### Problem
Pick out every line of the entries below where "icon" occurs, and copy those lines.

##### Supplied data

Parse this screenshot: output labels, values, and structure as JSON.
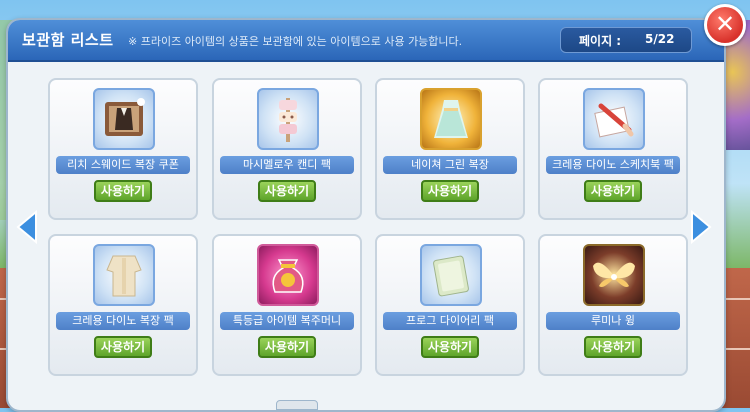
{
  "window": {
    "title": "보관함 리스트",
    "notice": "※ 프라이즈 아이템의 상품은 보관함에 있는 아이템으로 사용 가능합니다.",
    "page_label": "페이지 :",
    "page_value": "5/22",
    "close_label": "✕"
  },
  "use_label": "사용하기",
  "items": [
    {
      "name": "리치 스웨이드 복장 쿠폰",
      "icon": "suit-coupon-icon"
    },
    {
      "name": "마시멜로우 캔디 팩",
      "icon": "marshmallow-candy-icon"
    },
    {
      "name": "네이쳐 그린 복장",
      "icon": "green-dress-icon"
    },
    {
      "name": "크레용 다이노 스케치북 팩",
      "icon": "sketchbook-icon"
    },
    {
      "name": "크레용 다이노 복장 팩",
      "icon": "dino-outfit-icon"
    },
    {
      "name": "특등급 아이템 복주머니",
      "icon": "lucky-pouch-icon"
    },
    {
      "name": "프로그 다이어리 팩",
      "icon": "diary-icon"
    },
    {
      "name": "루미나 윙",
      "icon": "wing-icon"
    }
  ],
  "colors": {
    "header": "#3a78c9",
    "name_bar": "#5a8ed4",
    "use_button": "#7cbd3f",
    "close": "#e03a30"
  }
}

##########

### Exercise answer
      "icon": "suit-coupon-icon"
      "icon": "marshmallow-candy-icon"
      "icon": "green-dress-icon"
      "icon": "sketchbook-icon"
      "icon": "dino-outfit-icon"
      "icon": "lucky-pouch-icon"
      "icon": "diary-icon"
      "icon": "wing-icon"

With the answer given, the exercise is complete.